(Data entries)

-- begin --

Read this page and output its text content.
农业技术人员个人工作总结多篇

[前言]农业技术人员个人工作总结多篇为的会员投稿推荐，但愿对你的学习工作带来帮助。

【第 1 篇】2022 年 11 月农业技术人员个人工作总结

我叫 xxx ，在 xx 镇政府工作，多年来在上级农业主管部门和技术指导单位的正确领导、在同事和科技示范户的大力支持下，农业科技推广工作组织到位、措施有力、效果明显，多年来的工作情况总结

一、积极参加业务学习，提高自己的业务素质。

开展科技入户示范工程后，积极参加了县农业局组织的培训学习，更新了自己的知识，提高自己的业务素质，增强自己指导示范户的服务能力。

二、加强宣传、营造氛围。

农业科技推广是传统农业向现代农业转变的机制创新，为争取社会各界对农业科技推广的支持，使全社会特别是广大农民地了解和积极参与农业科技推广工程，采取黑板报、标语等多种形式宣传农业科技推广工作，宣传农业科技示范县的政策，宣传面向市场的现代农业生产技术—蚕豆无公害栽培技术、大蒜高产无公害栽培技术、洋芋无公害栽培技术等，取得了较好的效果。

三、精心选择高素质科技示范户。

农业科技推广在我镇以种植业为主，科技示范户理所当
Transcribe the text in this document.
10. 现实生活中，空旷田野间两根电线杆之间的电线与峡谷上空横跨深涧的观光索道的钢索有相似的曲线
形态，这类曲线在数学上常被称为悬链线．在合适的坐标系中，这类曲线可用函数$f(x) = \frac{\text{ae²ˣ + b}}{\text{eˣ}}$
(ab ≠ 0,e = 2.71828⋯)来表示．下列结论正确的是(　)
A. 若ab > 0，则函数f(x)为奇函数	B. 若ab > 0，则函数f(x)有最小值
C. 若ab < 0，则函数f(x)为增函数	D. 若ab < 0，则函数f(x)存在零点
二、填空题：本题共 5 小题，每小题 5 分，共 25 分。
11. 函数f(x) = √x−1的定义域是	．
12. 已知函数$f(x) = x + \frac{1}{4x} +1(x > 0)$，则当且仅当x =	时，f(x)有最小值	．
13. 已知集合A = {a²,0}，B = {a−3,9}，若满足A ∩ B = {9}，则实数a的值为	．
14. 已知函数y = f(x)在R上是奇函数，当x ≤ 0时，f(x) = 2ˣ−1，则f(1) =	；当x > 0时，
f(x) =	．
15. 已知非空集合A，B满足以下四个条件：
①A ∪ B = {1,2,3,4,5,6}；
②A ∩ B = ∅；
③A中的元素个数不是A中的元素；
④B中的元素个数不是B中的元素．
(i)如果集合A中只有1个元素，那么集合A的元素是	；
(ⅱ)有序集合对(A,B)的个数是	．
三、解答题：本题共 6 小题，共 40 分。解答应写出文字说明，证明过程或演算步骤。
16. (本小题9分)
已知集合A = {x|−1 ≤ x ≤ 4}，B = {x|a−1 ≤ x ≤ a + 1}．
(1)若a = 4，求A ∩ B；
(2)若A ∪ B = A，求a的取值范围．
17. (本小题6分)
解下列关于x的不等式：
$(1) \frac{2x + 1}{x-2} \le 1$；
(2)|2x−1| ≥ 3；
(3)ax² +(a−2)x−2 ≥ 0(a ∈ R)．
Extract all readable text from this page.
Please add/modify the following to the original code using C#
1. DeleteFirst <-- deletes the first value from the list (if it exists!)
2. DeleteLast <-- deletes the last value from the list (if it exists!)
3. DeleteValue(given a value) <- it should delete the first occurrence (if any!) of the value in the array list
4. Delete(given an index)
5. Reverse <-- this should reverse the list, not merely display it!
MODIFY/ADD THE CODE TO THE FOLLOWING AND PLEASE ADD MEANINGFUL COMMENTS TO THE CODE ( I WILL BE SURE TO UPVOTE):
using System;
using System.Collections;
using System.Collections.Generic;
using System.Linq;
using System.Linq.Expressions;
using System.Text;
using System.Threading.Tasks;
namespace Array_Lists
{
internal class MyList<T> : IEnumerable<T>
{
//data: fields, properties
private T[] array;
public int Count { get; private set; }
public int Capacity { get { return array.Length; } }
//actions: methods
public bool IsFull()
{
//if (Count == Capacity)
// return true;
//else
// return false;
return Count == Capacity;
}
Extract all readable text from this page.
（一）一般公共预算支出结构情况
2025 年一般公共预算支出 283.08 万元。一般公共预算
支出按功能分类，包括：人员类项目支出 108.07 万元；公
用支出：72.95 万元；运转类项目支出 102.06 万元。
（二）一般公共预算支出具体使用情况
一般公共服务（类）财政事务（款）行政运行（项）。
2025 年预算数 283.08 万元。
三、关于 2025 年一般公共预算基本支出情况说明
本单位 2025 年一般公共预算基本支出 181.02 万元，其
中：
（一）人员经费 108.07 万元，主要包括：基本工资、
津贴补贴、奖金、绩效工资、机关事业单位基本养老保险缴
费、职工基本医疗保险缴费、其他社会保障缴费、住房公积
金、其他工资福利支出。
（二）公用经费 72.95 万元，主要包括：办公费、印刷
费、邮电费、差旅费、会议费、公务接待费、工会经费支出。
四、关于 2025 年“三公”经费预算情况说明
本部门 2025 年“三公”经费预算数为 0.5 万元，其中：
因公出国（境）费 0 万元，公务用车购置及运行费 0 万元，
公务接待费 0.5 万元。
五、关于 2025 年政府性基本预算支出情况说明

-- end --

» Your instructions: Output the entries verbatim.

» Task answer:
Read this page and output its text content.
农业技术人员个人工作总结多篇

[前言]农业技术人员个人工作总结多篇为的会员投稿推荐，但愿对你的学习工作带来帮助。

【第 1 篇】2022 年 11 月农业技术人员个人工作总结

我叫 xxx ，在 xx 镇政府工作，多年来在上级农业主管部门和技术指导单位的正确领导、在同事和科技示范户的大力支持下，农业科技推广工作组织到位、措施有力、效果明显，多年来的工作情况总结

一、积极参加业务学习，提高自己的业务素质。

开展科技入户示范工程后，积极参加了县农业局组织的培训学习，更新了自己的知识，提高自己的业务素质，增强自己指导示范户的服务能力。

二、加强宣传、营造氛围。

农业科技推广是传统农业向现代农业转变的机制创新，为争取社会各界对农业科技推广的支持，使全社会特别是广大农民地了解和积极参与农业科技推广工程，采取黑板报、标语等多种形式宣传农业科技推广工作，宣传农业科技示范县的政策，宣传面向市场的现代农业生产技术—蚕豆无公害栽培技术、大蒜高产无公害栽培技术、洋芋无公害栽培技术等，取得了较好的效果。

三、精心选择高素质科技示范户。

农业科技推广在我镇以种植业为主，科技示范户理所当
Transcribe the text in this document.
10. 现实生活中，空旷田野间两根电线杆之间的电线与峡谷上空横跨深涧的观光索道的钢索有相似的曲线
形态，这类曲线在数学上常被称为悬链线．在合适的坐标系中，这类曲线可用函数$f(x) = \frac{\text{ae²ˣ + b}}{\text{eˣ}}$
(ab ≠ 0,e = 2.71828⋯)来表示．下列结论正确的是(　)
A. 若ab > 0，则函数f(x)为奇函数	B. 若ab > 0，则函数f(x)有最小值
C. 若ab < 0，则函数f(x)为增函数	D. 若ab < 0，则函数f(x)存在零点
二、填空题：本题共 5 小题，每小题 5 分，共 25 分。
11. 函数f(x) = √x−1的定义域是	．
12. 已知函数$f(x) = x + \frac{1}{4x} +1(x > 0)$，则当且仅当x =	时，f(x)有最小值	．
13. 已知集合A = {a²,0}，B = {a−3,9}，若满足A ∩ B = {9}，则实数a的值为	．
14. 已知函数y = f(x)在R上是奇函数，当x ≤ 0时，f(x) = 2ˣ−1，则f(1) =	；当x > 0时，
f(x) =	．
15. 已知非空集合A，B满足以下四个条件：
①A ∪ B = {1,2,3,4,5,6}；
②A ∩ B = ∅；
③A中的元素个数不是A中的元素；
④B中的元素个数不是B中的元素．
(i)如果集合A中只有1个元素，那么集合A的元素是	；
(ⅱ)有序集合对(A,B)的个数是	．
三、解答题：本题共 6 小题，共 40 分。解答应写出文字说明，证明过程或演算步骤。
16. (本小题9分)
已知集合A = {x|−1 ≤ x ≤ 4}，B = {x|a−1 ≤ x ≤ a + 1}．
(1)若a = 4，求A ∩ B；
(2)若A ∪ B = A，求a的取值范围．
17. (本小题6分)
解下列关于x的不等式：
$(1) \frac{2x + 1}{x-2} \le 1$；
(2)|2x−1| ≥ 3；
(3)ax² +(a−2)x−2 ≥ 0(a ∈ R)．
Extract all readable text from this page.
Please add/modify the following to the original code using C#
1. DeleteFirst <-- deletes the first value from the list (if it exists!)
2. DeleteLast <-- deletes the last value from the list (if it exists!)
3. DeleteValue(given a value) <- it should delete the first occurrence (if any!) of the value in the array list
4. Delete(given an index)
5. Reverse <-- this should reverse the list, not merely display it!
MODIFY/ADD THE CODE TO THE FOLLOWING AND PLEASE ADD MEANINGFUL COMMENTS TO THE CODE ( I WILL BE SURE TO UPVOTE):
using System;
using System.Collections;
using System.Collections.Generic;
using System.Linq;
using System.Linq.Expressions;
using System.Text;
using System.Threading.Tasks;
namespace Array_Lists
{
internal class MyList<T> : IEnumerable<T>
{
//data: fields, properties
private T[] array;
public int Count { get; private set; }
public int Capacity { get { return array.Length; } }
//actions: methods
public bool IsFull()
{
//if (Count == Capacity)
// return true;
//else
// return false;
return Count == Capacity;
}
Extract all readable text from this page.
（一）一般公共预算支出结构情况
2025 年一般公共预算支出 283.08 万元。一般公共预算
支出按功能分类，包括：人员类项目支出 108.07 万元；公
用支出：72.95 万元；运转类项目支出 102.06 万元。
（二）一般公共预算支出具体使用情况
一般公共服务（类）财政事务（款）行政运行（项）。
2025 年预算数 283.08 万元。
三、关于 2025 年一般公共预算基本支出情况说明
本单位 2025 年一般公共预算基本支出 181.02 万元，其
中：
（一）人员经费 108.07 万元，主要包括：基本工资、
津贴补贴、奖金、绩效工资、机关事业单位基本养老保险缴
费、职工基本医疗保险缴费、其他社会保障缴费、住房公积
金、其他工资福利支出。
（二）公用经费 72.95 万元，主要包括：办公费、印刷
费、邮电费、差旅费、会议费、公务接待费、工会经费支出。
四、关于 2025 年“三公”经费预算情况说明
本部门 2025 年“三公”经费预算数为 0.5 万元，其中：
因公出国（境）费 0 万元，公务用车购置及运行费 0 万元，
公务接待费 0.5 万元。
五、关于 2025 年政府性基本预算支出情况说明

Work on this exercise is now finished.